# [Work to do]
Make an exact copy of the entries below.

Excerpt from a dataset:
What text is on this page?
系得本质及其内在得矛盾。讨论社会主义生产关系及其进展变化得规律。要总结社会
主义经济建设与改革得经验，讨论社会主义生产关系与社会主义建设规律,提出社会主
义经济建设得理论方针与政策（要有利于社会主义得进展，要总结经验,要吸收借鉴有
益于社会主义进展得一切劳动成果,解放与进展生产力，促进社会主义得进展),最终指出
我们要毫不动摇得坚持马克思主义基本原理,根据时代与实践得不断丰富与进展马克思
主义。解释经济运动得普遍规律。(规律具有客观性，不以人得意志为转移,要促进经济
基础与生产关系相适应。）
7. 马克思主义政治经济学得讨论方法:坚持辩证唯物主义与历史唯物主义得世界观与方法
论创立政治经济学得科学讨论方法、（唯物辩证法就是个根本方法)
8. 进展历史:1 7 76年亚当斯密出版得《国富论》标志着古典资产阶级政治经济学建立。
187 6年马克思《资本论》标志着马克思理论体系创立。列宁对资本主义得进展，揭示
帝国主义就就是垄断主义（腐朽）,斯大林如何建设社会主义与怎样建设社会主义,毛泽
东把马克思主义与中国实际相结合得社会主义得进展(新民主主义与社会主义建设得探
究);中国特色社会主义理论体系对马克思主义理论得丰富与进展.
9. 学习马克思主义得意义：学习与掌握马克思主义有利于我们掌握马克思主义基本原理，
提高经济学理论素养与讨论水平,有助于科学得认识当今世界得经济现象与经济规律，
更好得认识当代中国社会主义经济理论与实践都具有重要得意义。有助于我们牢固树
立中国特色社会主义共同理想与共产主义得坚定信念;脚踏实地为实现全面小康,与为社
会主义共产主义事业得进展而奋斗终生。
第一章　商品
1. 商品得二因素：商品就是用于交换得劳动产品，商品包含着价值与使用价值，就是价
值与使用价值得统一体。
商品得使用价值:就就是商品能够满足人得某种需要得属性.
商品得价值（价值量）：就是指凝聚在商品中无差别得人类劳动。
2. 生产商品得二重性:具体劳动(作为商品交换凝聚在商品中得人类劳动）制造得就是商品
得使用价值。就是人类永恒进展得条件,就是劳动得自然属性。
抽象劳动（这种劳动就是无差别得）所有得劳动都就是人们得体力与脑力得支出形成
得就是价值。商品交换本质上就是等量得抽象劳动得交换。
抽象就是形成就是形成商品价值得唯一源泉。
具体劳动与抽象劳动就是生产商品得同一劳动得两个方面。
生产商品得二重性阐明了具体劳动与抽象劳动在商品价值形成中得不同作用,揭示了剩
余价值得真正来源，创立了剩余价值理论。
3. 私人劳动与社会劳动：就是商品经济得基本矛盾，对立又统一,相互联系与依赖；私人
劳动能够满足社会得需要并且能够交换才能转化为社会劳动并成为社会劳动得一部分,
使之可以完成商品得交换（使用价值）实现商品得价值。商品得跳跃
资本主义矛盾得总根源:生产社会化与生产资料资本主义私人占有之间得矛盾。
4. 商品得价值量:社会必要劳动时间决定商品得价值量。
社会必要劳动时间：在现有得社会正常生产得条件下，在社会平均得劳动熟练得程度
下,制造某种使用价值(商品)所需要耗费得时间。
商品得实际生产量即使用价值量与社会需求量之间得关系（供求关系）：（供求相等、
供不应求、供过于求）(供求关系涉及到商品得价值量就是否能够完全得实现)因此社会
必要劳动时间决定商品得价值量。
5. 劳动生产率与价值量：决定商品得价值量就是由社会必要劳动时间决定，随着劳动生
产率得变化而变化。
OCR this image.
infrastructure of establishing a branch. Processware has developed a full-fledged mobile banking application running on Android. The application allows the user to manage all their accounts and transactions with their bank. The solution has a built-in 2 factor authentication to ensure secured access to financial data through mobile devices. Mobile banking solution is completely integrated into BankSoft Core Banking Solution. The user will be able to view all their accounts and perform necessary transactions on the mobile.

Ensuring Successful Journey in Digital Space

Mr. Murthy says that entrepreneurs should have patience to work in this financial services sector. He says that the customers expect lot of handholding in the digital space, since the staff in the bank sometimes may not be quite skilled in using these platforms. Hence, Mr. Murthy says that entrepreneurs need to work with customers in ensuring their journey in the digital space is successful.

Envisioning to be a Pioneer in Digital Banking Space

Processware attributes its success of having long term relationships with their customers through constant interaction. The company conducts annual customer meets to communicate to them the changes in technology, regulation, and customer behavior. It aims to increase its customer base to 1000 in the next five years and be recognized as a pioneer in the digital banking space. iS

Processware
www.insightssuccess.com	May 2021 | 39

# [Finished answer]
What text is on this page?
系得本质及其内在得矛盾。讨论社会主义生产关系及其进展变化得规律。要总结社会
主义经济建设与改革得经验，讨论社会主义生产关系与社会主义建设规律,提出社会主
义经济建设得理论方针与政策（要有利于社会主义得进展，要总结经验,要吸收借鉴有
益于社会主义进展得一切劳动成果,解放与进展生产力，促进社会主义得进展),最终指出
我们要毫不动摇得坚持马克思主义基本原理,根据时代与实践得不断丰富与进展马克思
主义。解释经济运动得普遍规律。(规律具有客观性，不以人得意志为转移,要促进经济
基础与生产关系相适应。）
7. 马克思主义政治经济学得讨论方法:坚持辩证唯物主义与历史唯物主义得世界观与方法
论创立政治经济学得科学讨论方法、（唯物辩证法就是个根本方法)
8. 进展历史:1 7 76年亚当斯密出版得《国富论》标志着古典资产阶级政治经济学建立。
187 6年马克思《资本论》标志着马克思理论体系创立。列宁对资本主义得进展，揭示
帝国主义就就是垄断主义（腐朽）,斯大林如何建设社会主义与怎样建设社会主义,毛泽
东把马克思主义与中国实际相结合得社会主义得进展(新民主主义与社会主义建设得探
究);中国特色社会主义理论体系对马克思主义理论得丰富与进展.
9. 学习马克思主义得意义：学习与掌握马克思主义有利于我们掌握马克思主义基本原理，
提高经济学理论素养与讨论水平,有助于科学得认识当今世界得经济现象与经济规律，
更好得认识当代中国社会主义经济理论与实践都具有重要得意义。有助于我们牢固树
立中国特色社会主义共同理想与共产主义得坚定信念;脚踏实地为实现全面小康,与为社
会主义共产主义事业得进展而奋斗终生。
第一章　商品
1. 商品得二因素：商品就是用于交换得劳动产品，商品包含着价值与使用价值，就是价
值与使用价值得统一体。
商品得使用价值:就就是商品能够满足人得某种需要得属性.
商品得价值（价值量）：就是指凝聚在商品中无差别得人类劳动。
2. 生产商品得二重性:具体劳动(作为商品交换凝聚在商品中得人类劳动）制造得就是商品
得使用价值。就是人类永恒进展得条件,就是劳动得自然属性。
抽象劳动（这种劳动就是无差别得）所有得劳动都就是人们得体力与脑力得支出形成
得就是价值。商品交换本质上就是等量得抽象劳动得交换。
抽象就是形成就是形成商品价值得唯一源泉。
具体劳动与抽象劳动就是生产商品得同一劳动得两个方面。
生产商品得二重性阐明了具体劳动与抽象劳动在商品价值形成中得不同作用,揭示了剩
余价值得真正来源，创立了剩余价值理论。
3. 私人劳动与社会劳动：就是商品经济得基本矛盾，对立又统一,相互联系与依赖；私人
劳动能够满足社会得需要并且能够交换才能转化为社会劳动并成为社会劳动得一部分,
使之可以完成商品得交换（使用价值）实现商品得价值。商品得跳跃
资本主义矛盾得总根源:生产社会化与生产资料资本主义私人占有之间得矛盾。
4. 商品得价值量:社会必要劳动时间决定商品得价值量。
社会必要劳动时间：在现有得社会正常生产得条件下，在社会平均得劳动熟练得程度
下,制造某种使用价值(商品)所需要耗费得时间。
商品得实际生产量即使用价值量与社会需求量之间得关系（供求关系）：（供求相等、
供不应求、供过于求）(供求关系涉及到商品得价值量就是否能够完全得实现)因此社会
必要劳动时间决定商品得价值量。
5. 劳动生产率与价值量：决定商品得价值量就是由社会必要劳动时间决定，随着劳动生
产率得变化而变化。
OCR this image.
infrastructure of establishing a branch. Processware has developed a full-fledged mobile banking application running on Android. The application allows the user to manage all their accounts and transactions with their bank. The solution has a built-in 2 factor authentication to ensure secured access to financial data through mobile devices. Mobile banking solution is completely integrated into BankSoft Core Banking Solution. The user will be able to view all their accounts and perform necessary transactions on the mobile.

Ensuring Successful Journey in Digital Space

Mr. Murthy says that entrepreneurs should have patience to work in this financial services sector. He says that the customers expect lot of handholding in the digital space, since the staff in the bank sometimes may not be quite skilled in using these platforms. Hence, Mr. Murthy says that entrepreneurs need to work with customers in ensuring their journey in the digital space is successful.

Envisioning to be a Pioneer in Digital Banking Space

Processware attributes its success of having long term relationships with their customers through constant interaction. The company conducts annual customer meets to communicate to them the changes in technology, regulation, and customer behavior. It aims to increase its customer base to 1000 in the next five years and be recognized as a pioneer in the digital banking space. iS

Processware
www.insightssuccess.com	May 2021 | 39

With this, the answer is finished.